#### [TASK BRIEF]
Below are entries. Pull out all lines containing "into".

#### [ENTRIES SUPPLIED]
===============

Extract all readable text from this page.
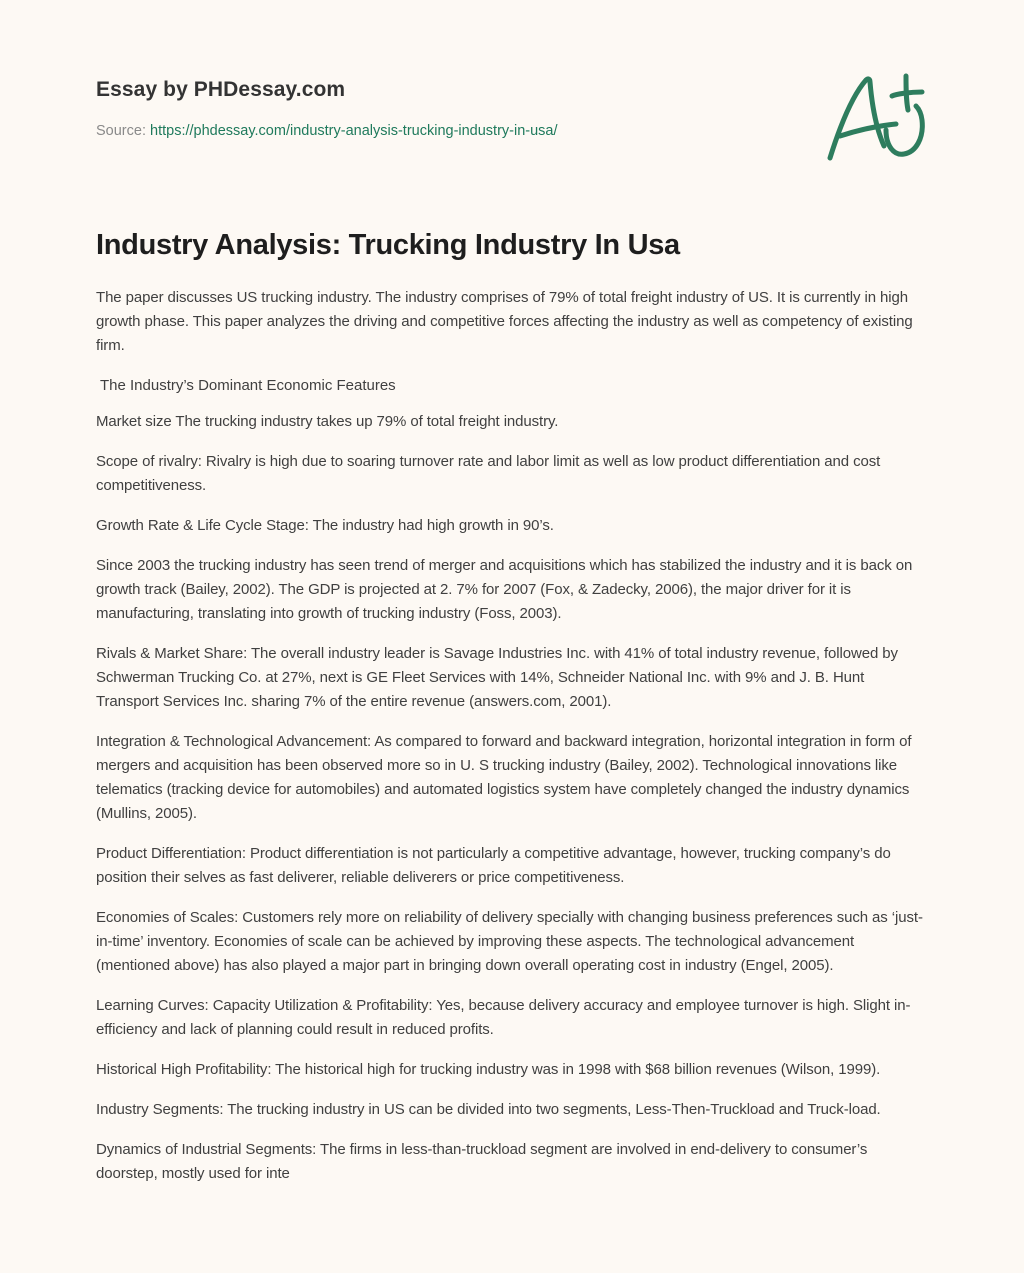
Essay by PHDessay.com
Source: https://phdessay.com/industry-analysis-trucking-industry-in-usa/
Industry Analysis: Trucking Industry In Usa

The paper discusses US trucking industry. The industry comprises of 79% of total freight industry of US. It is currently in high growth phase. This paper analyzes the driving and competitive forces affecting the industry as well as competency of existing firm.

The Industry’s Dominant Economic Features

Market size The trucking industry takes up 79% of total freight industry.

Scope of rivalry: Rivalry is high due to soaring turnover rate and labor limit as well as low product differentiation and cost competitiveness.

Growth Rate & Life Cycle Stage: The industry had high growth in 90’s.

Since 2003 the trucking industry has seen trend of merger and acquisitions which has stabilized the industry and it is back on growth track (Bailey, 2002). The GDP is projected at 2. 7% for 2007 (Fox, & Zadecky, 2006), the major driver for it is manufacturing, translating into growth of trucking industry (Foss, 2003).

Rivals & Market Share: The overall industry leader is Savage Industries Inc. with 41% of total industry revenue, followed by Schwerman Trucking Co. at 27%, next is GE Fleet Services with 14%, Schneider National Inc. with 9% and J. B. Hunt Transport Services Inc. sharing 7% of the entire revenue (answers.com, 2001).

Integration & Technological Advancement: As compared to forward and backward integration, horizontal integration in form of mergers and acquisition has been observed more so in U. S trucking industry (Bailey, 2002). Technological innovations like telematics (tracking device for automobiles) and automated logistics system have completely changed the industry dynamics (Mullins, 2005).

Product Differentiation: Product differentiation is not particularly a competitive advantage, however, trucking company’s do position their selves as fast deliverer, reliable deliverers or price competitiveness.

Economies of Scales: Customers rely more on reliability of delivery specially with changing business preferences such as ‘just-in-time’ inventory. Economies of scale can be achieved by improving these aspects. The technological advancement (mentioned above) has also played a major part in bringing down overall operating cost in industry (Engel, 2005).

Learning Curves: Capacity Utilization & Profitability: Yes, because delivery accuracy and employee turnover is high. Slight in-efficiency and lack of planning could result in reduced profits.

Historical High Profitability: The historical high for trucking industry was in 1998 with $68 billion revenues (Wilson, 1999).

Industry Segments: The trucking industry in US can be divided into two segments, Less-Then-Truckload and Truck-load.

Dynamics of Industrial Segments: The firms in less-than-truckload segment are involved in end-delivery to consumer’s doorstep, mostly used for inte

===============

#### [RESULT BELOW]
Since 2003 the trucking industry has seen trend of merger and acquisitions which has stabilized the industry and it is back on growth track (Bailey, 2002). The GDP is projected at 2. 7% for 2007 (Fox, & Zadecky, 2006), the major driver for it is manufacturing, translating into growth of trucking industry (Foss, 2003).
Industry Segments: The trucking industry in US can be divided into two segments, Less-Then-Truckload and Truck-load.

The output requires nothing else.